*** Recorded information

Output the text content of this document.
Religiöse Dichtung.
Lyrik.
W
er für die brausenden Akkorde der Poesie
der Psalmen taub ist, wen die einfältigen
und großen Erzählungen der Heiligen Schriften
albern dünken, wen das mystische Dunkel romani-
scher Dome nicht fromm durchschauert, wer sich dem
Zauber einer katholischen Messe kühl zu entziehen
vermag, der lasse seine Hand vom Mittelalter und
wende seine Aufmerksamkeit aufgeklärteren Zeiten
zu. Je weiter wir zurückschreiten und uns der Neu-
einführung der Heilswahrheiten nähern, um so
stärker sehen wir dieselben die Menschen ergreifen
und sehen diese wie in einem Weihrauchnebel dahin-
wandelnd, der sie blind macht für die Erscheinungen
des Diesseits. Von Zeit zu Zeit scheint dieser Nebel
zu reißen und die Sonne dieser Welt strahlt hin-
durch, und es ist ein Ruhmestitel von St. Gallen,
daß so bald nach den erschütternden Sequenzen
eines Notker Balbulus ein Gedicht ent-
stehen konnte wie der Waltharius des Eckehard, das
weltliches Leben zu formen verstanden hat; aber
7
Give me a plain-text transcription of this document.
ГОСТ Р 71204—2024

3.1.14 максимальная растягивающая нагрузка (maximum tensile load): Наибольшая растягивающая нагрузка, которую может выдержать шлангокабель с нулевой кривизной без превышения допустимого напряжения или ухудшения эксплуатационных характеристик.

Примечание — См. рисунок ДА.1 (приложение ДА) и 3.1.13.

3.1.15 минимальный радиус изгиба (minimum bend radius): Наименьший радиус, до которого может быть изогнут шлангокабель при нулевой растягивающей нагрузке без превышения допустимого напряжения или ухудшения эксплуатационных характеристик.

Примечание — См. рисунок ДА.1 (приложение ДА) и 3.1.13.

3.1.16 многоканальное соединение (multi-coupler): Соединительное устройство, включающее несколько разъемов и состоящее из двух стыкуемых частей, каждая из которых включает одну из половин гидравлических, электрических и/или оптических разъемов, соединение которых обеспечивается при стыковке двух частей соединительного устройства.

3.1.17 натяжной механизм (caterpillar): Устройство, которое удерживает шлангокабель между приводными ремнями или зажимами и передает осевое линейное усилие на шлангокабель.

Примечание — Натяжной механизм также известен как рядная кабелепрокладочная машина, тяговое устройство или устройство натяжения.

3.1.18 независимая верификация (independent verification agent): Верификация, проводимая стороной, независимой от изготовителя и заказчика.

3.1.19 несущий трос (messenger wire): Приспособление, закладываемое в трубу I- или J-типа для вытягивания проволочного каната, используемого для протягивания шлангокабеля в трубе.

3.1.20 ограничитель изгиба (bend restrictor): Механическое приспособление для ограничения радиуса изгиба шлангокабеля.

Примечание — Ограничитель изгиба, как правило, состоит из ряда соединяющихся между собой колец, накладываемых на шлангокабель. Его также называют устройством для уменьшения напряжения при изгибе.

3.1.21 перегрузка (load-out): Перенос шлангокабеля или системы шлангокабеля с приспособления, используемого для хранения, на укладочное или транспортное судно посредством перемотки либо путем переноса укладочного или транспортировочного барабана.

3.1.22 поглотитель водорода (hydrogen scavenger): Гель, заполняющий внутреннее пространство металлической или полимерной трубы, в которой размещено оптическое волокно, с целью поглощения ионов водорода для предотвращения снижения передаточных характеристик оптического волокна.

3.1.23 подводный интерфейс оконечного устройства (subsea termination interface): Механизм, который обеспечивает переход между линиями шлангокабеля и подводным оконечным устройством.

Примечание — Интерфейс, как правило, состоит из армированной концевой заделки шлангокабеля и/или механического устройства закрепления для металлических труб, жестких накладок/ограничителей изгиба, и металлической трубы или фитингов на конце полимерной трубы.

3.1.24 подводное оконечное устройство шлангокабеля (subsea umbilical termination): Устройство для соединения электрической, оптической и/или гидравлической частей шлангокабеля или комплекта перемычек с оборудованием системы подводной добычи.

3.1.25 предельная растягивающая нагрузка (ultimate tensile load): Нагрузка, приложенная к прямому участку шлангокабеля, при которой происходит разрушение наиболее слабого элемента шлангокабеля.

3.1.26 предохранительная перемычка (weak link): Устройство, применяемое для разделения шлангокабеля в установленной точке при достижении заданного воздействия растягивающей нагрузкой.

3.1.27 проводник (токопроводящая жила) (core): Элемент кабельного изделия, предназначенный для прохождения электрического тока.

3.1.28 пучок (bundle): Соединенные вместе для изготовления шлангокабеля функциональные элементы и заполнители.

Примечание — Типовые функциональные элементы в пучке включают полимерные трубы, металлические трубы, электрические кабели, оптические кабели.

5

******

Directive: From the entries above, copy each line holding "правило".

Expected answer:
Примечание — Ограничитель изгиба, как правило, состоит из ряда соединяющихся между собой колец, накладываемых на шлангокабель. Его также называют устройством для уменьшения напряжения при изгибе.
Примечание — Интерфейс, как правило, состоит из армированной концевой заделки шлангокабеля и/или механического устройства закрепления для металлических труб, жестких накладок/ограничителей изгиба, и металлической трубы или фитингов на конце полимерной трубы.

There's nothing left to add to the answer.